[EXERCISE TASK]: Using the data below, determine the number of lines that include the string "name". Write only that number.
___ TASK INPUTS
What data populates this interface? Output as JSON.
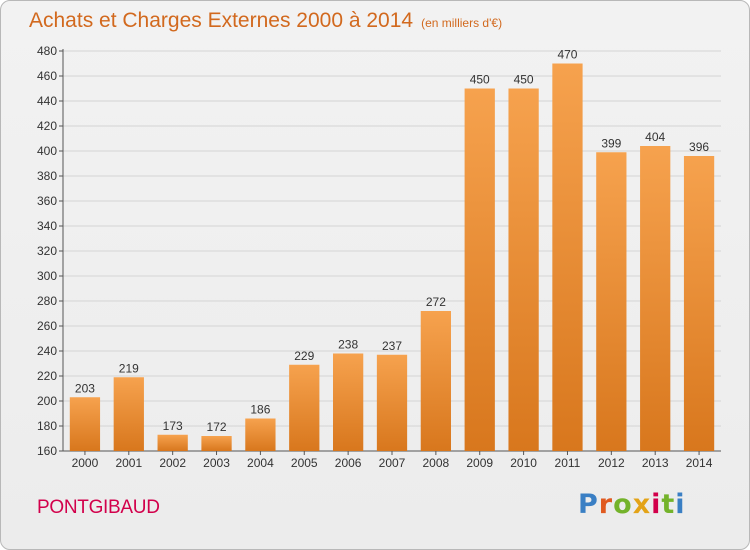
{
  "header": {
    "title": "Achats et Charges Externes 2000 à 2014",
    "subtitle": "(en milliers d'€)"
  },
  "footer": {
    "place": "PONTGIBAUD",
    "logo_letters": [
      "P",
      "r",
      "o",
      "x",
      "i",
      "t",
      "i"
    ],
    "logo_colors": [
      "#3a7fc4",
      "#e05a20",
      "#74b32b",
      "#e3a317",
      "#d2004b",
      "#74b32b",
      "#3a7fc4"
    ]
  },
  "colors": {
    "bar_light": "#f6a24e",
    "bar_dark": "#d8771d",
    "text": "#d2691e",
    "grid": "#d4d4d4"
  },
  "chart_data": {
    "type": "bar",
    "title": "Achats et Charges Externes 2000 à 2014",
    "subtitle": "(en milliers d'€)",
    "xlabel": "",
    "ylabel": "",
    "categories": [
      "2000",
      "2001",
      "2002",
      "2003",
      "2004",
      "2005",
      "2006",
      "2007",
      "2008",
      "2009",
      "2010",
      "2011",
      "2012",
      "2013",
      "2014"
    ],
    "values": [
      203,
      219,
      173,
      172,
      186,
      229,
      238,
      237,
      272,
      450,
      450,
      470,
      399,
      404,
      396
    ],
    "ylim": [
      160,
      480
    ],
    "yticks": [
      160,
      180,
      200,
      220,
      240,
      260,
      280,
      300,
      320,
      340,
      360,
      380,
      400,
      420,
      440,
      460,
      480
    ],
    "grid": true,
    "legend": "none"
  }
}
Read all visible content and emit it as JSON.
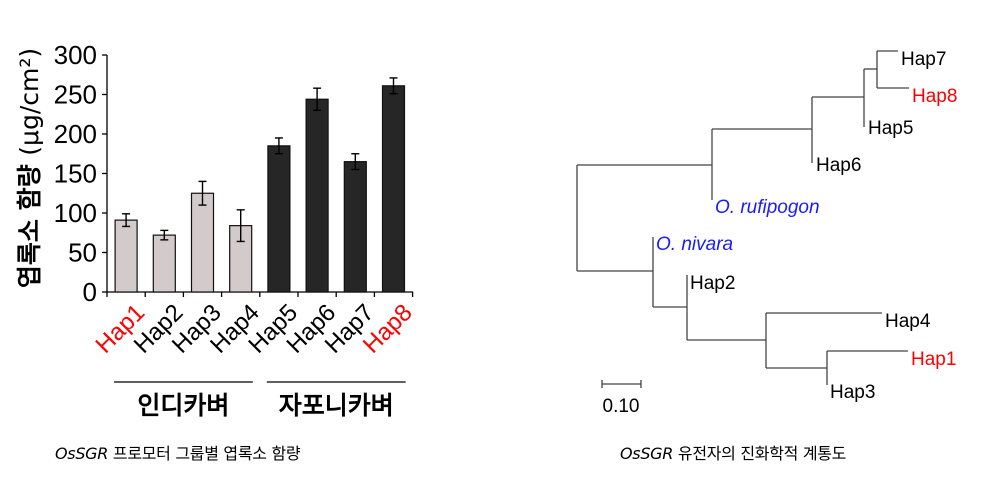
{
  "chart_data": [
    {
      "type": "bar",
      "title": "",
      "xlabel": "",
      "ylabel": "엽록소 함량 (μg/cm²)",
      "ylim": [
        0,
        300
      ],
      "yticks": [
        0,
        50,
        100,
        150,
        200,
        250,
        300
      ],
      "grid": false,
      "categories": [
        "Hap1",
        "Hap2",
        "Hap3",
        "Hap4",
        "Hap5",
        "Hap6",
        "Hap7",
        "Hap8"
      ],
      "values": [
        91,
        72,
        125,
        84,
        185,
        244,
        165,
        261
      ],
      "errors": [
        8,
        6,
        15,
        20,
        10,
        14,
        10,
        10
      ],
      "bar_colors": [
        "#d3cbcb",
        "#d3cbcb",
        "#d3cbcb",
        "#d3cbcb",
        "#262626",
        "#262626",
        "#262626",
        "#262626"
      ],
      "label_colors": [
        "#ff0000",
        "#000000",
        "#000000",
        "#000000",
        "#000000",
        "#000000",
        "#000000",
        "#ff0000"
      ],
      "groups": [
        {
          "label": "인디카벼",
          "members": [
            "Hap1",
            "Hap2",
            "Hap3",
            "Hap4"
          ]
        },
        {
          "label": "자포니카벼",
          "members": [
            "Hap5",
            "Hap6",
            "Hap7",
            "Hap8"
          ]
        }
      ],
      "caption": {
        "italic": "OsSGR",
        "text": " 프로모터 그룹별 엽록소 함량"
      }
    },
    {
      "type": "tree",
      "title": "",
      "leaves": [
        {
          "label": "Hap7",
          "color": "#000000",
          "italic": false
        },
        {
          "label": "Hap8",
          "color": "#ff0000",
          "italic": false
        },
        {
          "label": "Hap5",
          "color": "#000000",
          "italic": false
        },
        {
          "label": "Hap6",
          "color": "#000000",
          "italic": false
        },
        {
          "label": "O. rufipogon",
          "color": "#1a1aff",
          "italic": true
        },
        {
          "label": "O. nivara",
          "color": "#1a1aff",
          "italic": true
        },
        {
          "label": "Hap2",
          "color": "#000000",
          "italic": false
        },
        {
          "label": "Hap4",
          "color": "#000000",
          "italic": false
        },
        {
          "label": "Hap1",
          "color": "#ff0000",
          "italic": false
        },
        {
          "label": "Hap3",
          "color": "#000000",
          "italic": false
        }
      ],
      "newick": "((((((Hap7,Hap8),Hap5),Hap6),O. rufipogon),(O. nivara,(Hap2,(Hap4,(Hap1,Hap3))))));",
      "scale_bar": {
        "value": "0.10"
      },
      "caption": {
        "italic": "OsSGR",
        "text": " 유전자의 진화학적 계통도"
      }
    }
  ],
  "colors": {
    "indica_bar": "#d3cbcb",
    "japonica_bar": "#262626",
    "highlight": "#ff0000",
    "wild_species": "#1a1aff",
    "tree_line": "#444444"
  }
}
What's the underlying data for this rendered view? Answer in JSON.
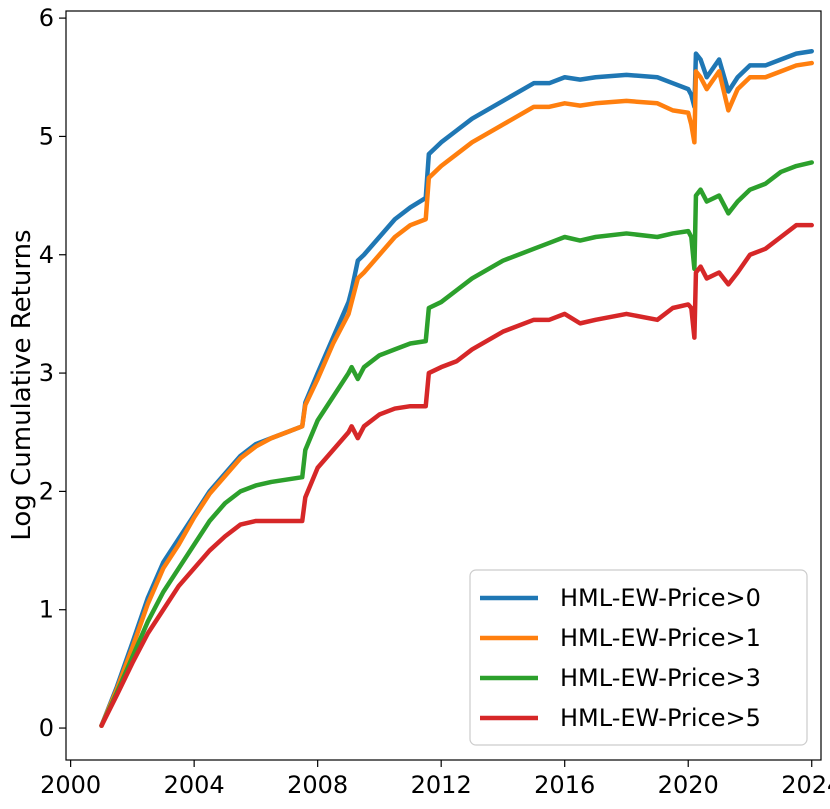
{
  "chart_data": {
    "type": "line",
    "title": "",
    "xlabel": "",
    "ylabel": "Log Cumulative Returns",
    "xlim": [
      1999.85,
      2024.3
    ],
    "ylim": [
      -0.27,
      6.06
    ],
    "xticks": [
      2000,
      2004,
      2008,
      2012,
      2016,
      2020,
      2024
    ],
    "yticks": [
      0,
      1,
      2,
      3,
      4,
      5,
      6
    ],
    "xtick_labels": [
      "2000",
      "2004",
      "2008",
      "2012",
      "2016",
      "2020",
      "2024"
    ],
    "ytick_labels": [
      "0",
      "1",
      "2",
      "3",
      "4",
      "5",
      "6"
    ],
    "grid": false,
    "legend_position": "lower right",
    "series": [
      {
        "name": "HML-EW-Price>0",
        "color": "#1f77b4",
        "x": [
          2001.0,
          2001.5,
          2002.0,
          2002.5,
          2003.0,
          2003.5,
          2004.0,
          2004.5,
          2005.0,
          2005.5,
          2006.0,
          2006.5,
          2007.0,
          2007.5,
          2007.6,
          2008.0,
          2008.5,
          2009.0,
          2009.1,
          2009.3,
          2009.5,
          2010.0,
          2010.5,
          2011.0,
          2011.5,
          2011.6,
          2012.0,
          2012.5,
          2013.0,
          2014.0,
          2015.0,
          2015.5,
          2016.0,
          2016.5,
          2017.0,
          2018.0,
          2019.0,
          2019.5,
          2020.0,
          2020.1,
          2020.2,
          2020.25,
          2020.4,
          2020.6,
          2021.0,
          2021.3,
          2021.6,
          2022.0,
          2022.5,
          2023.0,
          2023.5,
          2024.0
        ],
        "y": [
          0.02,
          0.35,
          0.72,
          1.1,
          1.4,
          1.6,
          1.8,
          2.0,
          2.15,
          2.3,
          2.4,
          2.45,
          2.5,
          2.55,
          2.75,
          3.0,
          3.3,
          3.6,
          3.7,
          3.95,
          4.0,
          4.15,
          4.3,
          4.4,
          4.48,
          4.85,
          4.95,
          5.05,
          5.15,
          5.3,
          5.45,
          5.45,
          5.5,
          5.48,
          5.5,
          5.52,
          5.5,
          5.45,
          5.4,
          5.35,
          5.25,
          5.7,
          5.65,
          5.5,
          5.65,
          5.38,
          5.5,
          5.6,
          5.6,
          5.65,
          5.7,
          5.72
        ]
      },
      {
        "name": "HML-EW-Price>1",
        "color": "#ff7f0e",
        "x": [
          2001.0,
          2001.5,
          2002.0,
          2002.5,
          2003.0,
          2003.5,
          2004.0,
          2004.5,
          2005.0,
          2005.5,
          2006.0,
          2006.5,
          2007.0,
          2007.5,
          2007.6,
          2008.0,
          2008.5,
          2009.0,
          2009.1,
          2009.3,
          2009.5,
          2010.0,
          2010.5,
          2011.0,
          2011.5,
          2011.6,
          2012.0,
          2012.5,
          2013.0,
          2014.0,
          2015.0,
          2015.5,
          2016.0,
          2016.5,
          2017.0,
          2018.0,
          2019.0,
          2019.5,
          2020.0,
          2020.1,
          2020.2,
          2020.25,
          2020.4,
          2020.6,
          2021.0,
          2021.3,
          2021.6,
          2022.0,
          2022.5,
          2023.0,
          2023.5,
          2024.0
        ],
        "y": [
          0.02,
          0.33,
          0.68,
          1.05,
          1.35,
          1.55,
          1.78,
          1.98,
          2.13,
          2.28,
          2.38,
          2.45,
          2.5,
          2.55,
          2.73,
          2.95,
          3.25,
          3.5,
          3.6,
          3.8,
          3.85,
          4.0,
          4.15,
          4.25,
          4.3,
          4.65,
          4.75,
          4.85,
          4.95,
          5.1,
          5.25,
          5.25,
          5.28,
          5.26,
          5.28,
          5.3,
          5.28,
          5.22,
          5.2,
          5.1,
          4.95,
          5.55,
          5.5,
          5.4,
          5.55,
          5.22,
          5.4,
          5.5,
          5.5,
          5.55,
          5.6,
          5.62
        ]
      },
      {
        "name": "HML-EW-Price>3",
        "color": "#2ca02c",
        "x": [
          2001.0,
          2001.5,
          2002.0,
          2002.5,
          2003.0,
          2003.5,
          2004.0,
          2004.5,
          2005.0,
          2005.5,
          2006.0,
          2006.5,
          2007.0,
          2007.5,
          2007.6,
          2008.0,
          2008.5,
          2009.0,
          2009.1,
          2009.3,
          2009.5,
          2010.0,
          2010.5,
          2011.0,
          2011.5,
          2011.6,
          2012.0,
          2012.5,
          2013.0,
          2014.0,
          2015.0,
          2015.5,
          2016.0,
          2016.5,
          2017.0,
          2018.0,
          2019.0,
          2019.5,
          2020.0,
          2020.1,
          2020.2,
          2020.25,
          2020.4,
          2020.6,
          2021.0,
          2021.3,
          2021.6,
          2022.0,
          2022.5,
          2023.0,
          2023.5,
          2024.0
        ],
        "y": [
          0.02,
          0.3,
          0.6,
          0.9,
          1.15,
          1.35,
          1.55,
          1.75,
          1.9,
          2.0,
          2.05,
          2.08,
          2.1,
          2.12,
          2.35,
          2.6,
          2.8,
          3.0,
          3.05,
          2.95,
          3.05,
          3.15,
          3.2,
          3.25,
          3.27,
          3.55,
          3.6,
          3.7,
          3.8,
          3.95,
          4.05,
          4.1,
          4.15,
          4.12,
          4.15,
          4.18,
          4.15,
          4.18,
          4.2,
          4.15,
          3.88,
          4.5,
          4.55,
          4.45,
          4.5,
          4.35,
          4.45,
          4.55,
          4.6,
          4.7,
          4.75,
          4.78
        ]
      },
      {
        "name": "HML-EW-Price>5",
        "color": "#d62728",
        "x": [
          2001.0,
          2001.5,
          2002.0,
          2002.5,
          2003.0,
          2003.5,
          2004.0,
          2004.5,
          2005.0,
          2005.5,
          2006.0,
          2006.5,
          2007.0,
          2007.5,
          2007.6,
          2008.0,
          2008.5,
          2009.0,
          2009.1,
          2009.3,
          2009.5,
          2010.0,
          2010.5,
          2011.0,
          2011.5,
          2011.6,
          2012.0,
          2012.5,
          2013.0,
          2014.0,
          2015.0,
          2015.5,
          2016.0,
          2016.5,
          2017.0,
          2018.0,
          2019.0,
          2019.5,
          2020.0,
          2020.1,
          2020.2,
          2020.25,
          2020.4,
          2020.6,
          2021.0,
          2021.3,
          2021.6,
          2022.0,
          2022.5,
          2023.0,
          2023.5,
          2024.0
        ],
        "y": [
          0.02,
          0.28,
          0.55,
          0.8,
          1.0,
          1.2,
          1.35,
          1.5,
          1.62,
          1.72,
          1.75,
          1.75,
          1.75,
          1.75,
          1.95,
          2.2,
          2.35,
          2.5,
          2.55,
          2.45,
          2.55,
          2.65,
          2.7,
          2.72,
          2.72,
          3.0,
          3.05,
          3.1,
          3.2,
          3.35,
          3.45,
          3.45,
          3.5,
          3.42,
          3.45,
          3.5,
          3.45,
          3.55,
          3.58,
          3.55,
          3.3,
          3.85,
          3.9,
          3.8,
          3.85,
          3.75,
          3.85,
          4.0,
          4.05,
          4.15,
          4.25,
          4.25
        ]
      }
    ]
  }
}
______
[RESULT FOR THIS TASK]: 4